------ Selected extract
Of any of the manga writers I've read in recent memory, Tatsuki Fujimoto has a very particularly acute & extremely understanding of what it's like not just to survive trauma, but also the way in which people who experience traumatic events react to them differently based upon subtle differences in what's happened to them and who from, and what their circumstances are. In all of his works, there are a load of tiny details about his characters that have a really layered nuance to them in a way that really stands out even amongst other Shonen series where that's often a very central theme to a lot of characters. I think what makes it different is that they don't show it the same way, but there are particular quirks to the psychology of the characters that shape them in ways that feel unbelievably real.

The other thing that he does is use an absolute boatload of cinematic language & references, which have ended up calling out a lot of specific works explicitly that I've ended up watching as a result. That cinematic language is one of the things that the anime adaptation of Chainsaw Man really leaned in on, which is evident in just how much they crammed into the opening, as well as how there are a decent amount of rather obscure visual references that you'd never catch without being a fairly prolific cinephile.


That focus on cinematic language aids to why I find it just incredibly rewatchable & fascinating as they really pushed the envelope in doing a lot of things the way that they're done in cinema rather than in anime in the series. On top of that, every episode has a unique ending song & animation that's directly intertwined with each episode (and MAPPA has a playlist that contains all of them and makes it easy to rewatch them). While the Reze Arc, which is being done as a movie, had an official teaser on December 17th last year – there's no release date for it yet. I'd expect that there's a decent possibility that we'll get some news in the near future as it's likely that this has some room to start up its marketing campaign, given that the film adaptation of another of Fujimoto's one-shot manga Look Back was an overwhelming success, and it's out digitally now.
------------
------ Stored data
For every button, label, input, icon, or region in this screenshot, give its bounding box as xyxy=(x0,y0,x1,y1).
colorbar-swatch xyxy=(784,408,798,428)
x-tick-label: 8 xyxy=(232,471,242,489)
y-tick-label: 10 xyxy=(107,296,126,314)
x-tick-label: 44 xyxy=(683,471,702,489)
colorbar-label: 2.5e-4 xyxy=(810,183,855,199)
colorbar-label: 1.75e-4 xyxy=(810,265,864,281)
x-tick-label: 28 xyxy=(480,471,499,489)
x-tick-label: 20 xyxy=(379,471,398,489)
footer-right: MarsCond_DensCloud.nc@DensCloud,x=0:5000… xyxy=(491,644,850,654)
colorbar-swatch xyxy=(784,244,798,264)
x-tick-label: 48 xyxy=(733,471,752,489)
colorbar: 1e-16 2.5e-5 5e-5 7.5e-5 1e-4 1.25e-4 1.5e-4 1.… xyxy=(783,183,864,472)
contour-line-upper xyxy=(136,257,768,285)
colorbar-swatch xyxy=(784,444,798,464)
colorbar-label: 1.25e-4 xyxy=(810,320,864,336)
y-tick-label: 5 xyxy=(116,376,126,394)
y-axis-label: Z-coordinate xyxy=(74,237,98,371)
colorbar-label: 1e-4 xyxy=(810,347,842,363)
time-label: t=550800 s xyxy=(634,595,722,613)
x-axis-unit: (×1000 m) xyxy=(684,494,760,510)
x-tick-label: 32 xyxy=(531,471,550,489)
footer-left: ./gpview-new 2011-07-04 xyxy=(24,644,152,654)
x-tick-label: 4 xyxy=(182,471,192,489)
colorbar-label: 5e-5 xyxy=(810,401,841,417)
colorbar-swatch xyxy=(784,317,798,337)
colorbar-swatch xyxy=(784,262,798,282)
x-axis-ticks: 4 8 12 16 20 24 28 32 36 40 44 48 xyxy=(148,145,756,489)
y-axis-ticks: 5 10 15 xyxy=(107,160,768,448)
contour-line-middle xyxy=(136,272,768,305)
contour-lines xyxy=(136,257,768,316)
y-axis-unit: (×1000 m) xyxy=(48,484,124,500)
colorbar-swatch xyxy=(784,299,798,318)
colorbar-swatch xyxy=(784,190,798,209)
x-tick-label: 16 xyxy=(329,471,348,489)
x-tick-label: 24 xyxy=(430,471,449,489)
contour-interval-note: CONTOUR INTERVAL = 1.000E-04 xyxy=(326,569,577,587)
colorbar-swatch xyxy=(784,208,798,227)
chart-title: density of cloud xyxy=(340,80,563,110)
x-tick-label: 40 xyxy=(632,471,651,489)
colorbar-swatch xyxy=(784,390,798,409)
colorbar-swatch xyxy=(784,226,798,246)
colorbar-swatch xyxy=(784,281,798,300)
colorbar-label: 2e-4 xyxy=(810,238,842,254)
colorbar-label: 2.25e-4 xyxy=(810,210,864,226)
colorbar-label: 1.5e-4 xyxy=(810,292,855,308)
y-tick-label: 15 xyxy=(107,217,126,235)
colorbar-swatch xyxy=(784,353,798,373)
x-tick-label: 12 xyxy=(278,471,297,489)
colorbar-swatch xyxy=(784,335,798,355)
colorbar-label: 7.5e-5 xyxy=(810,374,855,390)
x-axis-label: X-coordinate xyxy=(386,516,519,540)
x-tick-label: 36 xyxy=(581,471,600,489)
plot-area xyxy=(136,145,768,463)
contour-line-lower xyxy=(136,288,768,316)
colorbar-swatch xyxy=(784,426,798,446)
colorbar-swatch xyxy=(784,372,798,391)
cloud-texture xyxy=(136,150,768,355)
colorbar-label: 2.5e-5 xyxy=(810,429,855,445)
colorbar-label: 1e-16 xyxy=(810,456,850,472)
------------
> _Instructions_
1. Rewrite the piece on Tatsuki Fujimoto between "That focus on" and "out digitally now.", inclusive, changing "playlist" to "collection".
2. Write the next part of the piece on Tatsuki Fujimoto, picking up after its last sentence.

> _The responses_
1.
That focus on cinematic language aids to why I find it just incredibly rewatchable & fascinating as they really pushed the envelope in doing a lot of things the way that they're done in cinema rather than in anime in the series. On top of that, every episode has a unique ending song & animation that's directly intertwined with each episode (and MAPPA has a collection that contains all of them and makes it easy to rewatch them). While the Reze Arc, which is being done as a movie, had an official teaser on December 17th last year – there's no release date for it yet. I'd expect that there's a decent possibility that we'll get some news in the near future as it's likely that this has some room to start up its marketing campaign, given that the film adaptation of another of Fujimoto's one-shot manga Look Back was an overwhelming success, and it's out digitally now.

2.
Before watching Chainsaw Man, I read through both it & Fire Punch. Afterwards, I read his one shots, Yogen no Nayuta, Goodbye Eri, and Look Back (though I haven't gotten around to watching the adaptation yet), and I've yet to read Just Listen to the Song or his compiled early works that were released as Tatsuki Fujimoto Before Chainsaw Man though they're both in my library. Since I'll likely be going through those soonish, there's a decent amount of stuff I'll likely dive into, or have thoughts on, or info to share, not to mention that Chainsaw Man is still being released weekly.

While I think that series like My Hero Academia did well in making the things that its kids went through feel more permanent than is often the case in the Shonen format with Dragonball or the big three (Naruto, Bleach, & One Piece) and there was also a Game of Thrones sort of period with things like Promised Neverland, Attack on Titan, & Jujutsu Kaisen where no one being safe from death felt like it was linked into the audience experience, Fujimoto's manga don't feel like that at all whether they're in a fantastical or a mundane setting. Despite all of the cinematic influences, and moments that are clearly crafted in a way that captivate the reader, they never really feel like they're stories written FOR the audience so much as they are always just narratives for the people in the story to make sense of what's happening, if that makes sense.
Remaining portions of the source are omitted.